--- begin Given records ---

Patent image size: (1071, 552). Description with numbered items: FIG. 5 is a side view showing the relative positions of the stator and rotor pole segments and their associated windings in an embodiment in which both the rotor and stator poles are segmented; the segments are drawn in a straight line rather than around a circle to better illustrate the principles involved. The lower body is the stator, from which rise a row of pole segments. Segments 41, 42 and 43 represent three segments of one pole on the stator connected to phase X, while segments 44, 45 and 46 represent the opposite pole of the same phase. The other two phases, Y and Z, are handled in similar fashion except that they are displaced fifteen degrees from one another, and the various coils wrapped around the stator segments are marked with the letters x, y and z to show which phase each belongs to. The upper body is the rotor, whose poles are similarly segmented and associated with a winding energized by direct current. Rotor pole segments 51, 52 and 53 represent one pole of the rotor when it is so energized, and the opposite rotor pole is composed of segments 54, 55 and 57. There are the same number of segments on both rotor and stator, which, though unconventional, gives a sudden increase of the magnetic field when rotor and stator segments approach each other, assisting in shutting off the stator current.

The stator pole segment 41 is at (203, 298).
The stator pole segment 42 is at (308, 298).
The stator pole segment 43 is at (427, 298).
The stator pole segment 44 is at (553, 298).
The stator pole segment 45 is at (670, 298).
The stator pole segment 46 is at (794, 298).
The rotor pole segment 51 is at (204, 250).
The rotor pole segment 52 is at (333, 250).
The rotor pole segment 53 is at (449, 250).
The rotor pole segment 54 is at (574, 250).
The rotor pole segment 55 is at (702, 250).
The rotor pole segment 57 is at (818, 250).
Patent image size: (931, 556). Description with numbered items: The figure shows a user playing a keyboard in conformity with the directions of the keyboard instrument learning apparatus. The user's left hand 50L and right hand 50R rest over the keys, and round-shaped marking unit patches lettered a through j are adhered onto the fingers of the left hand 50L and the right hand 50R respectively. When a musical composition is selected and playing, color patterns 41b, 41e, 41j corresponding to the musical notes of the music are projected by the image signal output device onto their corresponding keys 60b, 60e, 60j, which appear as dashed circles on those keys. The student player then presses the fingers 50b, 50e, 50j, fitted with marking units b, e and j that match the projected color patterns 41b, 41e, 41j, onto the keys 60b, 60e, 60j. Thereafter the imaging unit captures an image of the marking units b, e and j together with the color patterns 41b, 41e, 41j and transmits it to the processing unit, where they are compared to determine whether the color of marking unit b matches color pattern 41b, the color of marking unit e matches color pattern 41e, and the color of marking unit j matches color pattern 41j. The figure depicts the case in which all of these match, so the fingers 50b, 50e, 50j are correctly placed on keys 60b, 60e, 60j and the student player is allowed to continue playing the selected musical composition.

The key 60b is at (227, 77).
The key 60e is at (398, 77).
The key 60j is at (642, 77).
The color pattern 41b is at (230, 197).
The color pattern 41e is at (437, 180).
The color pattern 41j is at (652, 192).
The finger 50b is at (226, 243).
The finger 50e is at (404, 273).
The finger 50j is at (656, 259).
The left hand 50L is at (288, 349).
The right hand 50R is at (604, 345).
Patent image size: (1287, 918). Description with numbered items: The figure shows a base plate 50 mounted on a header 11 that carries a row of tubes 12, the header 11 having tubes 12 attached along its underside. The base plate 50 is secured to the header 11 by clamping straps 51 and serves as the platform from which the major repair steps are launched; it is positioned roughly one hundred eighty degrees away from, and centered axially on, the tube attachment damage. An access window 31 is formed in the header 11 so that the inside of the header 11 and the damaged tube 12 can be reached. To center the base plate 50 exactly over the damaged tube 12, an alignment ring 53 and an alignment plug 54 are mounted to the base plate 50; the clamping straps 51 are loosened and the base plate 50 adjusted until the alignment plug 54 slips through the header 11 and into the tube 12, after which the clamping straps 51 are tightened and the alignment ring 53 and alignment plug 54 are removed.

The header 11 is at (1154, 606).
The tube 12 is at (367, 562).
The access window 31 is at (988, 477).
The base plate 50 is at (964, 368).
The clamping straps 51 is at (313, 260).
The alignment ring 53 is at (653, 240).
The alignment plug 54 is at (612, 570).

--- end Given records ---

> _Task to complete_
Please transcribe every line of the rows above, character for character.

> _Solution to this task_
Patent image size: (1071, 552). Description with numbered items: FIG. 5 is a side view showing the relative positions of the stator and rotor pole segments and their associated windings in an embodiment in which both the rotor and stator poles are segmented; the segments are drawn in a straight line rather than around a circle to better illustrate the principles involved. The lower body is the stator, from which rise a row of pole segments. Segments 41, 42 and 43 represent three segments of one pole on the stator connected to phase X, while segments 44, 45 and 46 represent the opposite pole of the same phase. The other two phases, Y and Z, are handled in similar fashion except that they are displaced fifteen degrees from one another, and the various coils wrapped around the stator segments are marked with the letters x, y and z to show which phase each belongs to. The upper body is the rotor, whose poles are similarly segmented and associated with a winding energized by direct current. Rotor pole segments 51, 52 and 53 represent one pole of the rotor when it is so energized, and the opposite rotor pole is composed of segments 54, 55 and 57. There are the same number of segments on both rotor and stator, which, though unconventional, gives a sudden increase of the magnetic field when rotor and stator segments approach each other, assisting in shutting off the stator current.

The stator pole segment 41 is at (203, 298).
The stator pole segment 42 is at (308, 298).
The stator pole segment 43 is at (427, 298).
The stator pole segment 44 is at (553, 298).
The stator pole segment 45 is at (670, 298).
The stator pole segment 46 is at (794, 298).
The rotor pole segment 51 is at (204, 250).
The rotor pole segment 52 is at (333, 250).
The rotor pole segment 53 is at (449, 250).
The rotor pole segment 54 is at (574, 250).
The rotor pole segment 55 is at (702, 250).
The rotor pole segment 57 is at (818, 250).
Patent image size: (931, 556). Description with numbered items: The figure shows a user playing a keyboard in conformity with the directions of the keyboard instrument learning apparatus. The user's left hand 50L and right hand 50R rest over the keys, and round-shaped marking unit patches lettered a through j are adhered onto the fingers of the left hand 50L and the right hand 50R respectively. When a musical composition is selected and playing, color patterns 41b, 41e, 41j corresponding to the musical notes of the music are projected by the image signal output device onto their corresponding keys 60b, 60e, 60j, which appear as dashed circles on those keys. The student player then presses the fingers 50b, 50e, 50j, fitted with marking units b, e and j that match the projected color patterns 41b, 41e, 41j, onto the keys 60b, 60e, 60j. Thereafter the imaging unit captures an image of the marking units b, e and j together with the color patterns 41b, 41e, 41j and transmits it to the processing unit, where they are compared to determine whether the color of marking unit b matches color pattern 41b, the color of marking unit e matches color pattern 41e, and the color of marking unit j matches color pattern 41j. The figure depicts the case in which all of these match, so the fingers 50b, 50e, 50j are correctly placed on keys 60b, 60e, 60j and the student player is allowed to continue playing the selected musical composition.

The key 60b is at (227, 77).
The key 60e is at (398, 77).
The key 60j is at (642, 77).
The color pattern 41b is at (230, 197).
The color pattern 41e is at (437, 180).
The color pattern 41j is at (652, 192).
The finger 50b is at (226, 243).
The finger 50e is at (404, 273).
The finger 50j is at (656, 259).
The left hand 50L is at (288, 349).
The right hand 50R is at (604, 345).
Patent image size: (1287, 918). Description with numbered items: The figure shows a base plate 50 mounted on a header 11 that carries a row of tubes 12, the header 11 having tubes 12 attached along its underside. The base plate 50 is secured to the header 11 by clamping straps 51 and serves as the platform from which the major repair steps are launched; it is positioned roughly one hundred eighty degrees away from, and centered axially on, the tube attachment damage. An access window 31 is formed in the header 11 so that the inside of the header 11 and the damaged tube 12 can be reached. To center the base plate 50 exactly over the damaged tube 12, an alignment ring 53 and an alignment plug 54 are mounted to the base plate 50; the clamping straps 51 are loosened and the base plate 50 adjusted until the alignment plug 54 slips through the header 11 and into the tube 12, after which the clamping straps 51 are tightened and the alignment ring 53 and alignment plug 54 are removed.

The header 11 is at (1154, 606).
The tube 12 is at (367, 562).
The access window 31 is at (988, 477).
The base plate 50 is at (964, 368).
The clamping straps 51 is at (313, 260).
The alignment ring 53 is at (653, 240).
The alignment plug 54 is at (612, 570).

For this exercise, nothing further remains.